=== Objective ===
Output the full listing word for word.

=== Material supplied ===
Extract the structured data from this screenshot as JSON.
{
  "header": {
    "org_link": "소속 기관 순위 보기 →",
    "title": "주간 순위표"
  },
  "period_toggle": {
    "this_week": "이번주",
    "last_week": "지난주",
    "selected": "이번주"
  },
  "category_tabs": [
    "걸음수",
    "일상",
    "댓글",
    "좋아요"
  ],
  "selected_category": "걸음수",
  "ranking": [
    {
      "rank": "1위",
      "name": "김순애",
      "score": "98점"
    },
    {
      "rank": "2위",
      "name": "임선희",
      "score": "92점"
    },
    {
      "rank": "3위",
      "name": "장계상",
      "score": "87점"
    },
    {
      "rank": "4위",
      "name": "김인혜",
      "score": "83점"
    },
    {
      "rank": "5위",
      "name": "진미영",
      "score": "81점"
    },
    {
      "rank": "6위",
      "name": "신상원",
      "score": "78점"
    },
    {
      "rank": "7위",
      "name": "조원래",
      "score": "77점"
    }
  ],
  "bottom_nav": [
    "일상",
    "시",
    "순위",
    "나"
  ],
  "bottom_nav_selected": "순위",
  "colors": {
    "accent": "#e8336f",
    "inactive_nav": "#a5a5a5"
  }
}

=== Output ===
Extract the structured data from this screenshot as JSON.
{
  "header": {
    "org_link": "소속 기관 순위 보기 →",
    "title": "주간 순위표"
  },
  "period_toggle": {
    "this_week": "이번주",
    "last_week": "지난주",
    "selected": "이번주"
  },
  "category_tabs": [
    "걸음수",
    "일상",
    "댓글",
    "좋아요"
  ],
  "selected_category": "걸음수",
  "ranking": [
    {
      "rank": "1위",
      "name": "김순애",
      "score": "98점"
    },
    {
      "rank": "2위",
      "name": "임선희",
      "score": "92점"
    },
    {
      "rank": "3위",
      "name": "장계상",
      "score": "87점"
    },
    {
      "rank": "4위",
      "name": "김인혜",
      "score": "83점"
    },
    {
      "rank": "5위",
      "name": "진미영",
      "score": "81점"
    },
    {
      "rank": "6위",
      "name": "신상원",
      "score": "78점"
    },
    {
      "rank": "7위",
      "name": "조원래",
      "score": "77점"
    }
  ],
  "bottom_nav": [
    "일상",
    "시",
    "순위",
    "나"
  ],
  "bottom_nav_selected": "순위",
  "colors": {
    "accent": "#e8336f",
    "inactive_nav": "#a5a5a5"
  }
}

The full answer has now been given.